Return all of the data exactly as given.

——

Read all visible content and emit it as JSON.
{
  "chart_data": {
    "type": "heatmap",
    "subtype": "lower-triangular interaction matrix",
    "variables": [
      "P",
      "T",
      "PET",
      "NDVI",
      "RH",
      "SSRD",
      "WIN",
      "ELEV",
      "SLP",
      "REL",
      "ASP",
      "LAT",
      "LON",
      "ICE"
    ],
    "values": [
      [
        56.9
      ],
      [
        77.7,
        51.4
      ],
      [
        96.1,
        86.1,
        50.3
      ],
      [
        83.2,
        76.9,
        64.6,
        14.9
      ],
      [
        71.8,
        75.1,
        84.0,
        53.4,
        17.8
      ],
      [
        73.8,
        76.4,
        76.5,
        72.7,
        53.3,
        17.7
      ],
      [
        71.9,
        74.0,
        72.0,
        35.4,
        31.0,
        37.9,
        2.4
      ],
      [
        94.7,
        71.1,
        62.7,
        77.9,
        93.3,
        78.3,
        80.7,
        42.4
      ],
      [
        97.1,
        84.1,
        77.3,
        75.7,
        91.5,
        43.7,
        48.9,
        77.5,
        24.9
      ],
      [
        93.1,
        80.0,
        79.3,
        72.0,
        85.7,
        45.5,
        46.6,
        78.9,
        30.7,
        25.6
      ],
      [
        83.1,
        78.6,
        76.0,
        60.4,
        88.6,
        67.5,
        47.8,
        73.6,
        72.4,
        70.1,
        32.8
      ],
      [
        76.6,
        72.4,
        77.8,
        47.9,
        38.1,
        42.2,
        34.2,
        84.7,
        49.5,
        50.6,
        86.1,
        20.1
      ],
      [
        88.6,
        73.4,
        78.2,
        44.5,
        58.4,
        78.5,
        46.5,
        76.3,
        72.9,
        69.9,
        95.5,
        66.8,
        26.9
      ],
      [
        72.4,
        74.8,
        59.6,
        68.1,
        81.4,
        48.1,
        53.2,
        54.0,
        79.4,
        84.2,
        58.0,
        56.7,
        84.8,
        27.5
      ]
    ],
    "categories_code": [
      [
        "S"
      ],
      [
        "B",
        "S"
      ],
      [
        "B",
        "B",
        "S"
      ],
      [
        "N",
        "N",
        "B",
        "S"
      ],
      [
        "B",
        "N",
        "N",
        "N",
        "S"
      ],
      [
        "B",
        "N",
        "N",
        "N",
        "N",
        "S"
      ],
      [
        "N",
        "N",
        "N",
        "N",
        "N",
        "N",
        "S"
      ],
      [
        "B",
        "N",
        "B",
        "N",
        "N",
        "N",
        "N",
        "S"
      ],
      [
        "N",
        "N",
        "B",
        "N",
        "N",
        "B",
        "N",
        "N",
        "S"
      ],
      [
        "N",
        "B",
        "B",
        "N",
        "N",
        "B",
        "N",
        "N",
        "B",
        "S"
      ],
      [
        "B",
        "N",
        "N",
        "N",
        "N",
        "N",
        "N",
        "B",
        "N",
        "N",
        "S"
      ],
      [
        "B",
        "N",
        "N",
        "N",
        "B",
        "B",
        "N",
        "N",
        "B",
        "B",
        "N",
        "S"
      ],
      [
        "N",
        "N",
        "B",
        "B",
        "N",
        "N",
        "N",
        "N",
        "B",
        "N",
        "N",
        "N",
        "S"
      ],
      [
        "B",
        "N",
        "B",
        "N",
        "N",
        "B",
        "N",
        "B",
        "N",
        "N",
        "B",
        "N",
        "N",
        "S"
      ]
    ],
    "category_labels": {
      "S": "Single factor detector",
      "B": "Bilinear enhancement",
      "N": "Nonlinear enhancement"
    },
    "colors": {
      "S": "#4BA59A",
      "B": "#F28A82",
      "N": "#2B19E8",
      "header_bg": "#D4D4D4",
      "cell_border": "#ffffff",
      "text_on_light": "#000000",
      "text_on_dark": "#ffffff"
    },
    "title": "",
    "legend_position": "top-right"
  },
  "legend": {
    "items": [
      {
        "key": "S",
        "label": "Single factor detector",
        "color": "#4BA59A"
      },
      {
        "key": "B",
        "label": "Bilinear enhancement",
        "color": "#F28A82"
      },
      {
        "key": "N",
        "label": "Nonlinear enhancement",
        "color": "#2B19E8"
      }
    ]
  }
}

——

TASK RESULT:
Read all visible content and emit it as JSON.
{
  "chart_data": {
    "type": "heatmap",
    "subtype": "lower-triangular interaction matrix",
    "variables": [
      "P",
      "T",
      "PET",
      "NDVI",
      "RH",
      "SSRD",
      "WIN",
      "ELEV",
      "SLP",
      "REL",
      "ASP",
      "LAT",
      "LON",
      "ICE"
    ],
    "values": [
      [
        56.9
      ],
      [
        77.7,
        51.4
      ],
      [
        96.1,
        86.1,
        50.3
      ],
      [
        83.2,
        76.9,
        64.6,
        14.9
      ],
      [
        71.8,
        75.1,
        84.0,
        53.4,
        17.8
      ],
      [
        73.8,
        76.4,
        76.5,
        72.7,
        53.3,
        17.7
      ],
      [
        71.9,
        74.0,
        72.0,
        35.4,
        31.0,
        37.9,
        2.4
      ],
      [
        94.7,
        71.1,
        62.7,
        77.9,
        93.3,
        78.3,
        80.7,
        42.4
      ],
      [
        97.1,
        84.1,
        77.3,
        75.7,
        91.5,
        43.7,
        48.9,
        77.5,
        24.9
      ],
      [
        93.1,
        80.0,
        79.3,
        72.0,
        85.7,
        45.5,
        46.6,
        78.9,
        30.7,
        25.6
      ],
      [
        83.1,
        78.6,
        76.0,
        60.4,
        88.6,
        67.5,
        47.8,
        73.6,
        72.4,
        70.1,
        32.8
      ],
      [
        76.6,
        72.4,
        77.8,
        47.9,
        38.1,
        42.2,
        34.2,
        84.7,
        49.5,
        50.6,
        86.1,
        20.1
      ],
      [
        88.6,
        73.4,
        78.2,
        44.5,
        58.4,
        78.5,
        46.5,
        76.3,
        72.9,
        69.9,
        95.5,
        66.8,
        26.9
      ],
      [
        72.4,
        74.8,
        59.6,
        68.1,
        81.4,
        48.1,
        53.2,
        54.0,
        79.4,
        84.2,
        58.0,
        56.7,
        84.8,
        27.5
      ]
    ],
    "categories_code": [
      [
        "S"
      ],
      [
        "B",
        "S"
      ],
      [
        "B",
        "B",
        "S"
      ],
      [
        "N",
        "N",
        "B",
        "S"
      ],
      [
        "B",
        "N",
        "N",
        "N",
        "S"
      ],
      [
        "B",
        "N",
        "N",
        "N",
        "N",
        "S"
      ],
      [
        "N",
        "N",
        "N",
        "N",
        "N",
        "N",
        "S"
      ],
      [
        "B",
        "N",
        "B",
        "N",
        "N",
        "N",
        "N",
        "S"
      ],
      [
        "N",
        "N",
        "B",
        "N",
        "N",
        "B",
        "N",
        "N",
        "S"
      ],
      [
        "N",
        "B",
        "B",
        "N",
        "N",
        "B",
        "N",
        "N",
        "B",
        "S"
      ],
      [
        "B",
        "N",
        "N",
        "N",
        "N",
        "N",
        "N",
        "B",
        "N",
        "N",
        "S"
      ],
      [
        "B",
        "N",
        "N",
        "N",
        "B",
        "B",
        "N",
        "N",
        "B",
        "B",
        "N",
        "S"
      ],
      [
        "N",
        "N",
        "B",
        "B",
        "N",
        "N",
        "N",
        "N",
        "B",
        "N",
        "N",
        "N",
        "S"
      ],
      [
        "B",
        "N",
        "B",
        "N",
        "N",
        "B",
        "N",
        "B",
        "N",
        "N",
        "B",
        "N",
        "N",
        "S"
      ]
    ],
    "category_labels": {
      "S": "Single factor detector",
      "B": "Bilinear enhancement",
      "N": "Nonlinear enhancement"
    },
    "colors": {
      "S": "#4BA59A",
      "B": "#F28A82",
      "N": "#2B19E8",
      "header_bg": "#D4D4D4",
      "cell_border": "#ffffff",
      "text_on_light": "#000000",
      "text_on_dark": "#ffffff"
    },
    "title": "",
    "legend_position": "top-right"
  },
  "legend": {
    "items": [
      {
        "key": "S",
        "label": "Single factor detector",
        "color": "#4BA59A"
      },
      {
        "key": "B",
        "label": "Bilinear enhancement",
        "color": "#F28A82"
      },
      {
        "key": "N",
        "label": "Nonlinear enhancement",
        "color": "#2B19E8"
      }
    ]
  }
}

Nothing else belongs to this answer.